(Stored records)

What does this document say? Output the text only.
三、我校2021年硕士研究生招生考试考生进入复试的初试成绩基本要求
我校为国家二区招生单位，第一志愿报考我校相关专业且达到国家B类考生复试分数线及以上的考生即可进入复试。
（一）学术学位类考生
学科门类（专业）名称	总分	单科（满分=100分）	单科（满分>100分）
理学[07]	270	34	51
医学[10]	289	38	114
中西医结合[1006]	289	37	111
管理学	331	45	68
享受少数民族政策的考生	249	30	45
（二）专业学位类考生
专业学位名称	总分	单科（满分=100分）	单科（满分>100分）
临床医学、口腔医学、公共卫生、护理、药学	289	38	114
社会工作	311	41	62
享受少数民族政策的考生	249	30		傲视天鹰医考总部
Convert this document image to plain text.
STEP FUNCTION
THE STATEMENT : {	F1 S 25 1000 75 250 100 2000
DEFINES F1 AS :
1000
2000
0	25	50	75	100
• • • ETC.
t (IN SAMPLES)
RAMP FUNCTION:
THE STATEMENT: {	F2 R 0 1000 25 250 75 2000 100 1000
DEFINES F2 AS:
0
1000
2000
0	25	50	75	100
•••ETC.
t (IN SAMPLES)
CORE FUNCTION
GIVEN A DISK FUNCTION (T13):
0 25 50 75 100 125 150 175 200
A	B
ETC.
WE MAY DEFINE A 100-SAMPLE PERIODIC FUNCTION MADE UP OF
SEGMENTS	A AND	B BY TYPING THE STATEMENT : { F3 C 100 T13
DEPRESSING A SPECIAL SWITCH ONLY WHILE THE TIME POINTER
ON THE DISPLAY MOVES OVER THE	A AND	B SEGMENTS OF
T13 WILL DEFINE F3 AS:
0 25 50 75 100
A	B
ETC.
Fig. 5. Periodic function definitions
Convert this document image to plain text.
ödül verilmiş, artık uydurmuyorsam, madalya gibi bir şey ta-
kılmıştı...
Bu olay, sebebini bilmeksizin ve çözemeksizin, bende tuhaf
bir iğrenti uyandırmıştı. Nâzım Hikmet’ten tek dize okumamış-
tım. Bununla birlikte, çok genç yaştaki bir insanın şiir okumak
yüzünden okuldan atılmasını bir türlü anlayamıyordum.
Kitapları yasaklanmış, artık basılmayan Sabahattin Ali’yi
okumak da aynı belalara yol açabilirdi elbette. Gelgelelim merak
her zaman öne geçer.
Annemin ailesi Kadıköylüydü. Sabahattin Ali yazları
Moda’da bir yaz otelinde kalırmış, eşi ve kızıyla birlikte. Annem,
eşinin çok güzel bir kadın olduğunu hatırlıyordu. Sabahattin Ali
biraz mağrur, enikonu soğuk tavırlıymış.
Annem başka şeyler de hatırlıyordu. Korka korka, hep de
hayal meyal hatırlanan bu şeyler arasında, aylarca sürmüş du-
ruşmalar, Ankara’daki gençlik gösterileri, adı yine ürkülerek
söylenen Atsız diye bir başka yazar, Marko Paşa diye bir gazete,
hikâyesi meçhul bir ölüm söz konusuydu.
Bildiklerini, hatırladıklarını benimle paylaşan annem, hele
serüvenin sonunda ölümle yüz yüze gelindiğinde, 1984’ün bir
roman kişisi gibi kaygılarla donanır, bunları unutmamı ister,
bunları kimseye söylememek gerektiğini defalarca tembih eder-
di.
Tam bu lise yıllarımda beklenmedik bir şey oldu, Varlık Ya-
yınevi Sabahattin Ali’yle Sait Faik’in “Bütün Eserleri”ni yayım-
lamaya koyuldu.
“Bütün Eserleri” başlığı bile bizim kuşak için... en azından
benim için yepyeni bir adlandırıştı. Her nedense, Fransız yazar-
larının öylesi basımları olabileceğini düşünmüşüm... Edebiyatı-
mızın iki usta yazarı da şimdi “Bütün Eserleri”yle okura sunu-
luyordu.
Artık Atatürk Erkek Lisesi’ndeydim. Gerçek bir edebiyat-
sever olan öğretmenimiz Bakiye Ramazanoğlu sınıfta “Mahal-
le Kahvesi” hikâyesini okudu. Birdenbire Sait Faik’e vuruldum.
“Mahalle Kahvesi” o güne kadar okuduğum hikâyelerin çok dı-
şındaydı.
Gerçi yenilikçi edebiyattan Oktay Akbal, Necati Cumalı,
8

# TASK DIRECTIONS:
In the listing, find every line containing the word "Eserleri" and list it.

# EXERCISE RESPONSE:
yınevi Sabahattin Ali’yle Sait Faik’in “Bütün Eserleri”ni yayım-
“Bütün Eserleri” başlığı bile bizim kuşak için... en azından
mızın iki usta yazarı da şimdi “Bütün Eserleri”yle okura sunu-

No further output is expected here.